_EXERCISE PASSAGE_:

########

No configured values implies that there is an infinite expiration time.
<beans>
<aws-cache:cache-manager>
<aws-cache:cache-cluster expiration="10000" name="CacheCluster" />
</aws-cache:cache-manager>
</beans>
6.3. Configuring caching using Java configuration
Spring Cloud AWS also support the cache configuration with Java configuration classes. On any Configuration
class,
the caching can be configured using the org.springframework.cloud.aws.cache.config.annotation.EnableElastiCache
annotation provided by Spring Cloud AWS. The next example shows a configuration of two cache clusters.
@EnableElastiCache({@CacheClusterConfig(name = "firstCache"), @CacheClusterConfig(name = "secondCache")})
public class ApplicationConfiguration {
}
If you leave the value attribute empty, then all the caches inside your CloudFormation stack (if available)
will be configured automatically.
|
6.3.1. Configuring expiry time for caches
The Java configuration also allows to configure the expiry time for the caches. This can be done for all
caches using the defaultExpiration
attribute as shown in the example below.

########

_RECORDED DATA_:
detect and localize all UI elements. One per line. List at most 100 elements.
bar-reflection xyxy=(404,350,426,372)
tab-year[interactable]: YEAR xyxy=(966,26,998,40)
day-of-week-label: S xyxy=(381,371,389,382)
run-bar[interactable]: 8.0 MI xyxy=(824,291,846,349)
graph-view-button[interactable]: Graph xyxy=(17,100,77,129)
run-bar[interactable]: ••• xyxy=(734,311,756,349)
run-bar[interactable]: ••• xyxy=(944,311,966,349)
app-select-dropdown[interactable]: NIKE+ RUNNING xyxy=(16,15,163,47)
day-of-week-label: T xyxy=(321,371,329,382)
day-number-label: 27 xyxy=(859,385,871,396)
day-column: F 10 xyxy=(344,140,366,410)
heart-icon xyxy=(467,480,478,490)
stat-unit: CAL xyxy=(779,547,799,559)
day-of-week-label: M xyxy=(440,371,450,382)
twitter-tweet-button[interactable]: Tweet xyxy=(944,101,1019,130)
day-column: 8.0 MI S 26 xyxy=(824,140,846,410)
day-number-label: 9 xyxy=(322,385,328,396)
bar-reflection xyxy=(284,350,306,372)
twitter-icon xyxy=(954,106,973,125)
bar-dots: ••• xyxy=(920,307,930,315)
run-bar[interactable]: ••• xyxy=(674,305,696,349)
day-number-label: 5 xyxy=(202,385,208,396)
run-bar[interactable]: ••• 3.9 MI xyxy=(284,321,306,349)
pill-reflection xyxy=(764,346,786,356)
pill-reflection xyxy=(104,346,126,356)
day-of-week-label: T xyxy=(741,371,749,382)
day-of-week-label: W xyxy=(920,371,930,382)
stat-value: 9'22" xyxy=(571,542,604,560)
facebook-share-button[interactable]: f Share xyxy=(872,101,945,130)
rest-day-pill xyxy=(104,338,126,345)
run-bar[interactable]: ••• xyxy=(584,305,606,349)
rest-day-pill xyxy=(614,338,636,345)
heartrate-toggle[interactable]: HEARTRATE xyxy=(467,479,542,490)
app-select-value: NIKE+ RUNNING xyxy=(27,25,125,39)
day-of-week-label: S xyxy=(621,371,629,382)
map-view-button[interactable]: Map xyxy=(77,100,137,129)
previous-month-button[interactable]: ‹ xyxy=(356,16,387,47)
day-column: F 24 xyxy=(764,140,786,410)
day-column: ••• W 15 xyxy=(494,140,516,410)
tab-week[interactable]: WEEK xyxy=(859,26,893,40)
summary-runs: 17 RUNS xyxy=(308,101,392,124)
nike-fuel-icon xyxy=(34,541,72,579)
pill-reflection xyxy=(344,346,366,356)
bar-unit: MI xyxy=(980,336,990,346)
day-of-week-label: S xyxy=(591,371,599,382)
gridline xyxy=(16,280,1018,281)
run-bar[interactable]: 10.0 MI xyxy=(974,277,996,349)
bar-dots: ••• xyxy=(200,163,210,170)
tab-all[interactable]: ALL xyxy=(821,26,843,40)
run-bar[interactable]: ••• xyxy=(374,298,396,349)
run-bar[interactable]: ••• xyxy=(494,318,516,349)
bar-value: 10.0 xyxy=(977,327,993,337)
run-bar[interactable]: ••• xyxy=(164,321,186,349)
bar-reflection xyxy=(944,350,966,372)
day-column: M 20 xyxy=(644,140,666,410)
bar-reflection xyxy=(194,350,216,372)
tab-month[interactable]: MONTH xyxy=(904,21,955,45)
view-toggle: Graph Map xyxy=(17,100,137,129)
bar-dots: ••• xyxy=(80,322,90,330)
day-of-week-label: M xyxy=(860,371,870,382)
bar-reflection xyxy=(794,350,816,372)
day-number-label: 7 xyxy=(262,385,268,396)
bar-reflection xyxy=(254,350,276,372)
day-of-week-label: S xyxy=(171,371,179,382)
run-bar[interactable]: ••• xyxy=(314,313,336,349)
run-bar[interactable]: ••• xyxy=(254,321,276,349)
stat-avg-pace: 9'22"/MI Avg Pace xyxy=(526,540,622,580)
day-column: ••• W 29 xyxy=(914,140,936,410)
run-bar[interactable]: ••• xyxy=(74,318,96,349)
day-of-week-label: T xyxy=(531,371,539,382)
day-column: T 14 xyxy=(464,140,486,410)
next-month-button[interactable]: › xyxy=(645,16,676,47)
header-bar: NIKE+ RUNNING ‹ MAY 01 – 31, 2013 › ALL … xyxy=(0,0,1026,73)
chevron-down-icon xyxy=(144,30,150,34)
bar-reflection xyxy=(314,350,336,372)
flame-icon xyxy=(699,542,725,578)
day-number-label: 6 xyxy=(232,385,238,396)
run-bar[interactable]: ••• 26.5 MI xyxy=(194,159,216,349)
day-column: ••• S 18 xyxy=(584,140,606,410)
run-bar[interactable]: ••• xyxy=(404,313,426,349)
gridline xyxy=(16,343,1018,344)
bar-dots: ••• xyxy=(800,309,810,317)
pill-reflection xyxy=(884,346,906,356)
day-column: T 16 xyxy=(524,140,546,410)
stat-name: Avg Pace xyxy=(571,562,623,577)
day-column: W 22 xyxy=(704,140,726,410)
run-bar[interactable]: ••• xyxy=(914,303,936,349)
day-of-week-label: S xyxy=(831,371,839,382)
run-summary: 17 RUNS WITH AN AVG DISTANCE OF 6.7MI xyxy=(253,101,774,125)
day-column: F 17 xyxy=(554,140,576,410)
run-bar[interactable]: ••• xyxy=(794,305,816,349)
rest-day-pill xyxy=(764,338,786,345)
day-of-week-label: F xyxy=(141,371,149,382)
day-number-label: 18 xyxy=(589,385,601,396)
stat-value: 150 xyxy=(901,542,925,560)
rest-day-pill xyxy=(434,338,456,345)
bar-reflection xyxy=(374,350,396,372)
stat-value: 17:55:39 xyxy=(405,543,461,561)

########

_YOUR INSTRUCTIONS_:
Quote the passage of the Spring Cloud AWS caching text starting with "No configured values" and going on through "two cache clusters.".

_WRITTEN ANSWER_:
No configured values implies that there is an infinite expiration time.
<beans>
<aws-cache:cache-manager>
<aws-cache:cache-cluster expiration="10000" name="CacheCluster" />
</aws-cache:cache-manager>
</beans>
6.3. Configuring caching using Java configuration
Spring Cloud AWS also support the cache configuration with Java configuration classes. On any Configuration
class,
the caching can be configured using the org.springframework.cloud.aws.cache.config.annotation.EnableElastiCache
annotation provided by Spring Cloud AWS. The next example shows a configuration of two cache clusters.